::: SOURCE PASSAGE

Before I come to discuss a major component of the report of this joint standing committee, I will comment upon one other element that caught my attention. Recommendation 3 recognises the importance of having a full understanding of export markets to the success of any trade agenda. It states:
The Committee recommends that the Australian Government commit to building the Asia-capability of Australian exporters and investors, including:
greater development and/or utilisation of programs to boost Asia-literacy of businesses and training for jobs of the future;
… … …
Our Asia literacy is not a new topic but it's incredibly important for our nation. We cannot hope to survive and thrive in our region without being able to communicate with, and appreciate the perspectives of, our friends and neighbours in the Indo-Pacific. Australia's deficit in Asia literacy has held back many of our businesses from thriving and taking on opportunities. We can also see a distinct lack of Asia literacy in many of the decisions of this government. Successive Labor governments have funded and boosted Asia literacy—from primary schools to universities. Successive coalition governments have gutted these commitments. I have pursued the study of Bahasa Indonesian, which has given me a greater insight into the culture and philosophies of one of our most important trading partners. I wholeheartedly endorse recommendation 3 and call on the government to act on it.

::::::

TASKS:
**A.** According to the speech on Asia literacy, why is Asia literacy so important for Australia? Answer in one to three sentences.
**B.** Please translate this sentence from the speech on Asia literacy into Spanish: "Australia's deficit in Asia literacy has held back many of our businesses from thriving and taking on opportunities."
The lines after this point are unrelated to the speech on Asia literacy.

::: MATERIAL SHOWN

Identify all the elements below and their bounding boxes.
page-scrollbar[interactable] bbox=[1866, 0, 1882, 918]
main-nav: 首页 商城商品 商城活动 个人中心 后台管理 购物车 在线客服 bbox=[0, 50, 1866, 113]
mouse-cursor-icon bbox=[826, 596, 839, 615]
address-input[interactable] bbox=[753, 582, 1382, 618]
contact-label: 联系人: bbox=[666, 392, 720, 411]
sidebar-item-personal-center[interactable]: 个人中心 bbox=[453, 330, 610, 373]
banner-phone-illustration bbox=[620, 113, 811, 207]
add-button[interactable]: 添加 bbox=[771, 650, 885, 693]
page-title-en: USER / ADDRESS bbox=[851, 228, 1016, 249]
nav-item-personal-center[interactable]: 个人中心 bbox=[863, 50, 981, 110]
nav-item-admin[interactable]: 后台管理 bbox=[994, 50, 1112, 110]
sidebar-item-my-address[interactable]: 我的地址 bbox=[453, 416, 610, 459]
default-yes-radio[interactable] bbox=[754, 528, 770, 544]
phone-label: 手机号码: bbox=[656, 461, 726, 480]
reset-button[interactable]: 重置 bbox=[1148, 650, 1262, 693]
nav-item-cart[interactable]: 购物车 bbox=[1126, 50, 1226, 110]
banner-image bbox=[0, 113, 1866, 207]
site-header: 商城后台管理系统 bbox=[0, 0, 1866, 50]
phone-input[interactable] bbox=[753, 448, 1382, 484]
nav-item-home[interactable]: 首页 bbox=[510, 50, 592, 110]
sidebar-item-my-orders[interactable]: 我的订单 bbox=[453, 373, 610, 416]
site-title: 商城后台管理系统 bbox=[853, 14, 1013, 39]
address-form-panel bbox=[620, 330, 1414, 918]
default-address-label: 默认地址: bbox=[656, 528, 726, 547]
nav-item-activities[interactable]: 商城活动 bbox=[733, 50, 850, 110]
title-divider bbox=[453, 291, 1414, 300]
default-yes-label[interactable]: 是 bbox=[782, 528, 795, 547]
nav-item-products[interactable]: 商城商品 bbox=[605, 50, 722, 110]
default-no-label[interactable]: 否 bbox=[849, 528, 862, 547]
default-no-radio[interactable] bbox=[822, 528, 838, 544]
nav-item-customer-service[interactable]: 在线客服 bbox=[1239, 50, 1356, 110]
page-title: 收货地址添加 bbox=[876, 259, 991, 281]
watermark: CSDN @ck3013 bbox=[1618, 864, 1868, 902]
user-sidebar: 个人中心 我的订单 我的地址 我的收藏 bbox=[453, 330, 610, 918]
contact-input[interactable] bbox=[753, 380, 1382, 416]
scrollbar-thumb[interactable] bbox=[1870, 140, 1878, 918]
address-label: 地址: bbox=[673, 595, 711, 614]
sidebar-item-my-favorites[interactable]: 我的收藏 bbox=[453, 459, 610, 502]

::::::

EXERCISE ANSWERS:
**A.** Australia cannot hope to survive and thrive in its region without being able to communicate with, and appreciate the perspectives of, its friends and neighbours in the Indo-Pacific. The speech also says that Australia's deficit in Asia literacy has held back many of its businesses from thriving and taking on opportunities.

**B.** El déficit de Australia en conocimientos sobre Asia ha impedido que muchas de nuestras empresas prosperen y aprovechen oportunidades.